### INSTRUCTIONS FOR THE TASK
With the pictures left out, copy the listing below exactly.

### GIVEN ENTRIES
# # # #
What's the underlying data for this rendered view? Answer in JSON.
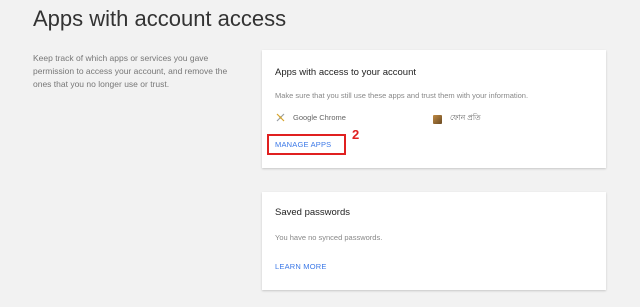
{
  "page": {
    "title": "Apps with account access",
    "description": "Keep track of which apps or services you gave permission to access your account, and remove the ones that you no longer use or trust."
  },
  "apps_card": {
    "title": "Apps with access to your account",
    "hint": "Make sure that you still use these apps and trust them with your information.",
    "apps": [
      {
        "name": "Google Chrome",
        "icon": "chrome-icon"
      },
      {
        "name": "ফোন প্রতি",
        "icon": "app-thumbnail-icon"
      }
    ],
    "action_label": "MANAGE APPS"
  },
  "annotation": {
    "step": "2",
    "color": "#e02020"
  },
  "passwords_card": {
    "title": "Saved passwords",
    "hint": "You have no synced passwords.",
    "action_label": "LEARN MORE"
  },
  "colors": {
    "link": "#3b78e7",
    "background": "#f2f2f2",
    "card": "#ffffff"
  }
}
# # # #
### THE COMPLETED TASK
What's the underlying data for this rendered view? Answer in JSON.
{
  "page": {
    "title": "Apps with account access",
    "description": "Keep track of which apps or services you gave permission to access your account, and remove the ones that you no longer use or trust."
  },
  "apps_card": {
    "title": "Apps with access to your account",
    "hint": "Make sure that you still use these apps and trust them with your information.",
    "apps": [
      {
        "name": "Google Chrome",
        "icon": "chrome-icon"
      },
      {
        "name": "ফোন প্রতি",
        "icon": "app-thumbnail-icon"
      }
    ],
    "action_label": "MANAGE APPS"
  },
  "annotation": {
    "step": "2",
    "color": "#e02020"
  },
  "passwords_card": {
    "title": "Saved passwords",
    "hint": "You have no synced passwords.",
    "action_label": "LEARN MORE"
  },
  "colors": {
    "link": "#3b78e7",
    "background": "#f2f2f2",
    "card": "#ffffff"
  }
}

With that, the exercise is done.